##### Input rows
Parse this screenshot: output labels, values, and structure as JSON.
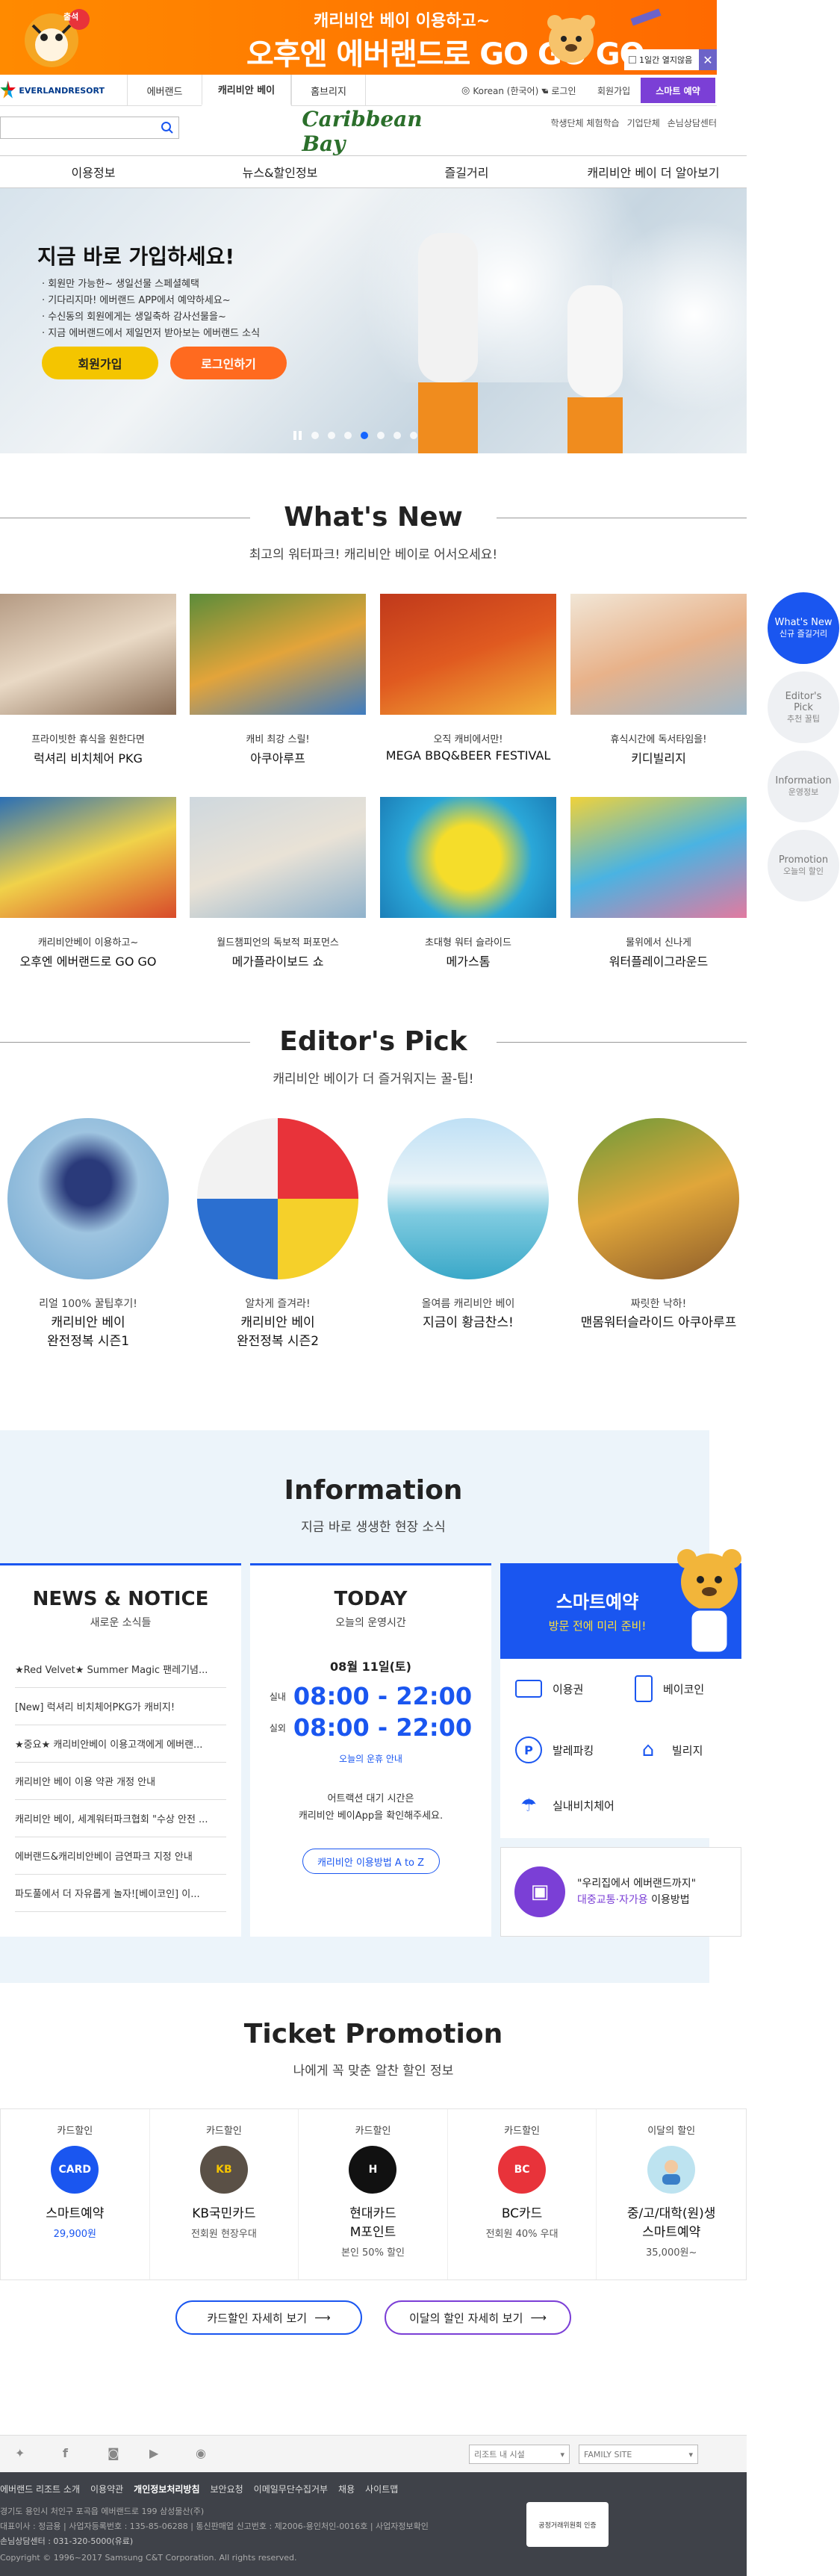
{
  "top_banner": {
    "line1": "캐리비안 베이 이용하고~",
    "line2": "오후엔 에버랜드로 GO GO GO~",
    "badge": "출석",
    "no_show": "1일간 열지않음",
    "close": "✕"
  },
  "util_nav": {
    "brand": "EVERLANDRESORT",
    "tabs": [
      "에버랜드",
      "캐리비안 베이",
      "홈브리지"
    ],
    "lang": "Korean (한국어)",
    "links": [
      "로그인",
      "회원가입"
    ],
    "smart_reserve": "스마트 예약"
  },
  "logo_row": {
    "search_placeholder": "",
    "logo": "Caribbean Bay",
    "links": [
      "학생단체 체험학습",
      "기업단체",
      "손님상담센터"
    ]
  },
  "main_nav": [
    "이용정보",
    "뉴스&할인정보",
    "즐길거리",
    "캐리비안 베이 더 알아보기"
  ],
  "hero": {
    "title": "지금 바로 가입하세요!",
    "bullets": [
      "회원만 가능한~ 생일선물 스페셜혜택",
      "기다리지마! 에버랜드 APP에서 예약하세요~",
      "수신동의 회원에게는 생일축하 감사선물을~",
      "지금 에버랜드에서 제일먼저 받아보는 에버랜드 소식"
    ],
    "join": "회원가입",
    "login": "로그인하기",
    "active_slide": 5
  },
  "whats_new": {
    "title": "What's New",
    "subtitle": "최고의 워터파크! 캐리비안 베이로 어서오세요!",
    "items": [
      {
        "sub": "프라이빗한 휴식을 원한다면",
        "name": "럭셔리 비치체어 PKG"
      },
      {
        "sub": "캐비 최강 스릴!",
        "name": "아쿠아루프"
      },
      {
        "sub": "오직 캐비에서만!",
        "name": "MEGA BBQ&BEER FESTIVAL"
      },
      {
        "sub": "휴식시간에 독서타임을!",
        "name": "키디빌리지"
      },
      {
        "sub": "캐리비안베이 이용하고~",
        "name": "오후엔 에버랜드로 GO GO"
      },
      {
        "sub": "월드챔피언의 독보적 퍼포먼스",
        "name": "메가플라이보드 쇼"
      },
      {
        "sub": "초대형 워터 슬라이드",
        "name": "메가스톰"
      },
      {
        "sub": "물위에서 신나게",
        "name": "워터플레이그라운드"
      }
    ]
  },
  "quick_nav": [
    {
      "title": "What's New",
      "sub": "신규 즐길거리"
    },
    {
      "title": "Editor's Pick",
      "sub": "추천 꿀팁"
    },
    {
      "title": "Information",
      "sub": "운영정보"
    },
    {
      "title": "Promotion",
      "sub": "오늘의 할인"
    }
  ],
  "editors_pick": {
    "title": "Editor's Pick",
    "subtitle": "캐리비안 베이가 더 즐거워지는 꿀-팁!",
    "items": [
      {
        "sub": "리얼 100% 꿀팁후기!",
        "name1": "캐리비안 베이",
        "name2": "완전정복 시즌1"
      },
      {
        "sub": "알차게 즐겨라!",
        "name1": "캐리비안 베이",
        "name2": "완전정복 시즌2"
      },
      {
        "sub": "올여름 캐리비안 베이",
        "name1": "지금이 황금찬스!",
        "name2": ""
      },
      {
        "sub": "짜릿한 낙하!",
        "name1": "맨몸워터슬라이드 아쿠아루프",
        "name2": ""
      }
    ]
  },
  "information": {
    "title": "Information",
    "subtitle": "지금 바로 생생한 현장 소식",
    "notice": {
      "title": "NEWS & NOTICE",
      "subtitle": "새로운 소식들",
      "items": [
        "★Red Velvet★ Summer Magic 팬레기념...",
        "[New] 럭셔리 비치체어PKG가 캐비지!",
        "★중요★ 캐리비안베이 이용고객에게 에버랜...",
        "캐리비안 베이 이용 약관 개정 안내",
        "캐리비안 베이, 세계워터파크협회 \"수상 안전 ...",
        "에버랜드&캐리비안베이 금연파크 지정 안내",
        "파도풀에서 더 자유롭게 놀자![베이코인] 이..."
      ]
    },
    "today": {
      "title": "TODAY",
      "subtitle": "오늘의 운영시간",
      "date": "08월 11일(토)",
      "indoor_label": "실내",
      "indoor": "08:00 - 22:00",
      "outdoor_label": "실외",
      "outdoor": "08:00 - 22:00",
      "schedule_link": "오늘의 운휴 안내",
      "note1": "어트랙션 대기 시간은",
      "note2": "캐리비안 베이App을 확인해주세요.",
      "az_button": "캐리비안 이용방법 A to Z"
    },
    "smart": {
      "title": "스마트예약",
      "subtitle": "방문 전에 미리 준비!",
      "items": [
        "이용권",
        "베이코인",
        "발레파킹",
        "빌리지",
        "실내비치체어"
      ],
      "transport1": "\"우리집에서 에버랜드까지\"",
      "transport2": "대중교통·자가용",
      "transport3": "이용방법"
    }
  },
  "ticket": {
    "title": "Ticket Promotion",
    "subtitle": "나에게 꼭 맞춘 알찬 할인 정보",
    "items": [
      {
        "cat": "카드할인",
        "logo": "CARD",
        "name": "스마트예약",
        "desc": "29,900원",
        "color": "#1a56f0"
      },
      {
        "cat": "카드할인",
        "logo": "KB",
        "name": "KB국민카드",
        "desc": "전회원 현장우대",
        "color": "#5a5046"
      },
      {
        "cat": "카드할인",
        "logo": "H",
        "name": "현대카드",
        "desc2": "M포인트",
        "desc": "본인 50% 할인",
        "color": "#111111"
      },
      {
        "cat": "카드할인",
        "logo": "BC",
        "name": "BC카드",
        "desc": "전회원 40% 우대",
        "color": "#e8333a"
      },
      {
        "cat": "이달의 할인",
        "logo": "",
        "name": "중/고/대학(원)생",
        "desc2": "스마트예약",
        "desc": "35,000원~",
        "color": "#bde3f0"
      }
    ],
    "btn1": "카드할인 자세히 보기",
    "btn2": "이달의 할인 자세히 보기"
  },
  "footer": {
    "family_select": "FAMILY SITE",
    "group_select": "리조트 내 시설",
    "links": [
      "에버랜드 리조트 소개",
      "이용약관",
      "개인정보처리방침",
      "보안요청",
      "이메일무단수집거부",
      "채용",
      "사이트맵"
    ],
    "addr": "경기도 용인시 처인구 포곡읍 에버랜드로 199 삼성물산(주)",
    "biz": "대표이사 : 정금용 | 사업자등록번호 : 135-85-06288 | 통신판매업 신고번호 : 제2006-용인처인-0016호 | 사업자정보확인",
    "cs": "손님상담센터 : 031-320-5000(유료)",
    "copy": "Copyright © 1996~2017 Samsung C&T Corporation. All rights reserved.",
    "badge": "공정거래위원회 인증"
  }
}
##########
**What is expected**
Lines containing the word "Promotion" must all be returned from the material above.

**The response**
      "title": "Promotion",
    "title": "Ticket Promotion",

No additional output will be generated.